▶ WHAT THE TASK ASKS: The entries below should be transcribed in their entirety, exactly as written.

----- EXCERPTED RECORDS

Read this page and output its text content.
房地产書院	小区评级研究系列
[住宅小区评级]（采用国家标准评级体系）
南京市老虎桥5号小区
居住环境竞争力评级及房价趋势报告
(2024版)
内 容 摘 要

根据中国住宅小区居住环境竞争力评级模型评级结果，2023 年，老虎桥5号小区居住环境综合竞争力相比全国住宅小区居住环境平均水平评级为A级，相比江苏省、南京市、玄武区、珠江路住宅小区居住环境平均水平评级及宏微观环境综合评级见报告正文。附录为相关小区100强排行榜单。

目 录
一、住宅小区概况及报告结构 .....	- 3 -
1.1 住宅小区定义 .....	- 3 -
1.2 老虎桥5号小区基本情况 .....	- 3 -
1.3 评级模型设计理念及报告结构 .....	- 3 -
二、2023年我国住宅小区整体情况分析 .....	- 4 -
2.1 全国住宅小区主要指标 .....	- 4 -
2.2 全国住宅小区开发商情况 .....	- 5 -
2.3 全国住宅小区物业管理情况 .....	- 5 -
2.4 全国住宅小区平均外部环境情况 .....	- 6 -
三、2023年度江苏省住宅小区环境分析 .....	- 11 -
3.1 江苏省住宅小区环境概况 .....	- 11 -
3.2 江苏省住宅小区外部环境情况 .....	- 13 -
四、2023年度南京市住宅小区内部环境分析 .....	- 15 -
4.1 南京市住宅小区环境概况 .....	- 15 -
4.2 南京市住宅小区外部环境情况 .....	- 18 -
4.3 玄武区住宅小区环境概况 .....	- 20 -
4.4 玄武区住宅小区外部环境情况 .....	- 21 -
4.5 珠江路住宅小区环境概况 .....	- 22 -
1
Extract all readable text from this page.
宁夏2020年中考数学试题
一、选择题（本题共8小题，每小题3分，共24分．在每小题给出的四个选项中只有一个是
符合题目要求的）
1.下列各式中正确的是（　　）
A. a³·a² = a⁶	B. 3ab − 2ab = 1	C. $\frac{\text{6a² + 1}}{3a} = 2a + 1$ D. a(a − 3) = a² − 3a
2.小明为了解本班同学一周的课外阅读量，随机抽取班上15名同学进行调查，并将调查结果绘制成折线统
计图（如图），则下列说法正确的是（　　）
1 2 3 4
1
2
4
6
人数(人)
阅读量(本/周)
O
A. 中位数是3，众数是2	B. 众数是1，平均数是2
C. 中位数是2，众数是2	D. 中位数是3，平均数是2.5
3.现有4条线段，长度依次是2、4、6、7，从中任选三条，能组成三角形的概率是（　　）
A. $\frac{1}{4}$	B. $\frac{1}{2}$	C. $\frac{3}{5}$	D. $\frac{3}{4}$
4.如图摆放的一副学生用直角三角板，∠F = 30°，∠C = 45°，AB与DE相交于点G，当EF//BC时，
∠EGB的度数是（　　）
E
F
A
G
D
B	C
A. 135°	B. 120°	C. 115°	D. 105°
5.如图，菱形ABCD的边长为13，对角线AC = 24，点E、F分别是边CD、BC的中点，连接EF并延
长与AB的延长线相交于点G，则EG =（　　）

----------

▶ SOLUTION TO THIS TASK:
Read this page and output its text content.
房地产書院	小区评级研究系列
[住宅小区评级]（采用国家标准评级体系）
南京市老虎桥5号小区
居住环境竞争力评级及房价趋势报告
(2024版)
内 容 摘 要

根据中国住宅小区居住环境竞争力评级模型评级结果，2023 年，老虎桥5号小区居住环境综合竞争力相比全国住宅小区居住环境平均水平评级为A级，相比江苏省、南京市、玄武区、珠江路住宅小区居住环境平均水平评级及宏微观环境综合评级见报告正文。附录为相关小区100强排行榜单。

目 录
一、住宅小区概况及报告结构 .....	- 3 -
1.1 住宅小区定义 .....	- 3 -
1.2 老虎桥5号小区基本情况 .....	- 3 -
1.3 评级模型设计理念及报告结构 .....	- 3 -
二、2023年我国住宅小区整体情况分析 .....	- 4 -
2.1 全国住宅小区主要指标 .....	- 4 -
2.2 全国住宅小区开发商情况 .....	- 5 -
2.3 全国住宅小区物业管理情况 .....	- 5 -
2.4 全国住宅小区平均外部环境情况 .....	- 6 -
三、2023年度江苏省住宅小区环境分析 .....	- 11 -
3.1 江苏省住宅小区环境概况 .....	- 11 -
3.2 江苏省住宅小区外部环境情况 .....	- 13 -
四、2023年度南京市住宅小区内部环境分析 .....	- 15 -
4.1 南京市住宅小区环境概况 .....	- 15 -
4.2 南京市住宅小区外部环境情况 .....	- 18 -
4.3 玄武区住宅小区环境概况 .....	- 20 -
4.4 玄武区住宅小区外部环境情况 .....	- 21 -
4.5 珠江路住宅小区环境概况 .....	- 22 -
1
Extract all readable text from this page.
宁夏2020年中考数学试题
一、选择题（本题共8小题，每小题3分，共24分．在每小题给出的四个选项中只有一个是
符合题目要求的）
1.下列各式中正确的是（　　）
A. a³·a² = a⁶	B. 3ab − 2ab = 1	C. $\frac{\text{6a² + 1}}{3a} = 2a + 1$ D. a(a − 3) = a² − 3a
2.小明为了解本班同学一周的课外阅读量，随机抽取班上15名同学进行调查，并将调查结果绘制成折线统
计图（如图），则下列说法正确的是（　　）
1 2 3 4
1
2
4
6
人数(人)
阅读量(本/周)
O
A. 中位数是3，众数是2	B. 众数是1，平均数是2
C. 中位数是2，众数是2	D. 中位数是3，平均数是2.5
3.现有4条线段，长度依次是2、4、6、7，从中任选三条，能组成三角形的概率是（　　）
A. $\frac{1}{4}$	B. $\frac{1}{2}$	C. $\frac{3}{5}$	D. $\frac{3}{4}$
4.如图摆放的一副学生用直角三角板，∠F = 30°，∠C = 45°，AB与DE相交于点G，当EF//BC时，
∠EGB的度数是（　　）
E
F
A
G
D
B	C
A. 135°	B. 120°	C. 115°	D. 105°
5.如图，菱形ABCD的边长为13，对角线AC = 24，点E、F分别是边CD、BC的中点，连接EF并延
长与AB的延长线相交于点G，则EG =（　　）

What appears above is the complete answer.